▼

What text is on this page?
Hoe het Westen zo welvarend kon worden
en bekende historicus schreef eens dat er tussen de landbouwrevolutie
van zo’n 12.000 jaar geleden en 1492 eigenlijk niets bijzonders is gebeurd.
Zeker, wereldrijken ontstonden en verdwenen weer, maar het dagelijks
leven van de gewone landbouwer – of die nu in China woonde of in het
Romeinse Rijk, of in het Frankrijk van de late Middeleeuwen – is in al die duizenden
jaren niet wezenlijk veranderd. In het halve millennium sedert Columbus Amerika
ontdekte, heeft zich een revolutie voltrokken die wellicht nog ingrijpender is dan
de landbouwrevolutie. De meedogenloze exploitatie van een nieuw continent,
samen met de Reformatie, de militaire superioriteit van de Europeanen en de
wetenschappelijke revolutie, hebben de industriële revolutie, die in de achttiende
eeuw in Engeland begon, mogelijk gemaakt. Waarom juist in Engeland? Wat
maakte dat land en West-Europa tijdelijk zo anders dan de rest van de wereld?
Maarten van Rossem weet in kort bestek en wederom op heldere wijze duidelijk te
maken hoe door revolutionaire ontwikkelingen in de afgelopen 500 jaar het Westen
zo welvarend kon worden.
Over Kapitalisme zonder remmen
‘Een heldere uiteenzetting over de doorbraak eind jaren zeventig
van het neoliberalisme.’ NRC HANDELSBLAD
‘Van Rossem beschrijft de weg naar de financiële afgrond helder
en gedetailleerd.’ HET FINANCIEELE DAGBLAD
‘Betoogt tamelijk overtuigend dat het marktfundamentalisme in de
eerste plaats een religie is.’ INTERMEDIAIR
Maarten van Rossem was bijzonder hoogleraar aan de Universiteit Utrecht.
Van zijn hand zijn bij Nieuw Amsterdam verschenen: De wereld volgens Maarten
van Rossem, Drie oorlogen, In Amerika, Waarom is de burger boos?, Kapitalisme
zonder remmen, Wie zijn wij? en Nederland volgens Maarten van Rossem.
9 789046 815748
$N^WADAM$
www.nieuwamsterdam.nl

▲

§ Job: Find each line holding the string "volgens" and copy it out.

§ Answer to the problem:
Van zijn hand zijn bij Nieuw Amsterdam verschenen: De wereld volgens Maarten
zonder remmen, Wie zijn wij? en Nederland volgens Maarten van Rossem.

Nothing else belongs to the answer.